**Try it**: Restate the entries word for word, omitting nothing.

**Information given**:

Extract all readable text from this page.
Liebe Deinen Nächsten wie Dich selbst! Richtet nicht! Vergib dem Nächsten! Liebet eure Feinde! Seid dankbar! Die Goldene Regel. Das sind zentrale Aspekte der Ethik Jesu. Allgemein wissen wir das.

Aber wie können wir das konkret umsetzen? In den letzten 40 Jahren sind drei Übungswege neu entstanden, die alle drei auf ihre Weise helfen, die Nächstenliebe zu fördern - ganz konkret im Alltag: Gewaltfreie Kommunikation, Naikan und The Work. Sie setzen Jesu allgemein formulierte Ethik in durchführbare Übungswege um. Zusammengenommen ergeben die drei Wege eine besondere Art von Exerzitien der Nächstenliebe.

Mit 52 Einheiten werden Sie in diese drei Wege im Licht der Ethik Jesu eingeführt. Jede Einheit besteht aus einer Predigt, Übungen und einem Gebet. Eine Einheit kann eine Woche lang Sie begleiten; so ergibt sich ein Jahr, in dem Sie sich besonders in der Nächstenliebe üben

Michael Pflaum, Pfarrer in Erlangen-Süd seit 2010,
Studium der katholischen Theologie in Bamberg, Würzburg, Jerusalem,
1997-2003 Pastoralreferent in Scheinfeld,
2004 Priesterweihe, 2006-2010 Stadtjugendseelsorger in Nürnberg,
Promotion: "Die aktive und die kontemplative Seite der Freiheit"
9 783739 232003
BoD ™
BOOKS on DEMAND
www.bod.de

**Response to this exercise**:
Extract all readable text from this page.
Liebe Deinen Nächsten wie Dich selbst! Richtet nicht! Vergib dem Nächsten! Liebet eure Feinde! Seid dankbar! Die Goldene Regel. Das sind zentrale Aspekte der Ethik Jesu. Allgemein wissen wir das.

Aber wie können wir das konkret umsetzen? In den letzten 40 Jahren sind drei Übungswege neu entstanden, die alle drei auf ihre Weise helfen, die Nächstenliebe zu fördern - ganz konkret im Alltag: Gewaltfreie Kommunikation, Naikan und The Work. Sie setzen Jesu allgemein formulierte Ethik in durchführbare Übungswege um. Zusammengenommen ergeben die drei Wege eine besondere Art von Exerzitien der Nächstenliebe.

Mit 52 Einheiten werden Sie in diese drei Wege im Licht der Ethik Jesu eingeführt. Jede Einheit besteht aus einer Predigt, Übungen und einem Gebet. Eine Einheit kann eine Woche lang Sie begleiten; so ergibt sich ein Jahr, in dem Sie sich besonders in der Nächstenliebe üben

Michael Pflaum, Pfarrer in Erlangen-Süd seit 2010,
Studium der katholischen Theologie in Bamberg, Würzburg, Jerusalem,
1997-2003 Pastoralreferent in Scheinfeld,
2004 Priesterweihe, 2006-2010 Stadtjugendseelsorger in Nürnberg,
Promotion: "Die aktive und die kontemplative Seite der Freiheit"
9 783739 232003
BoD ™
BOOKS on DEMAND
www.bod.de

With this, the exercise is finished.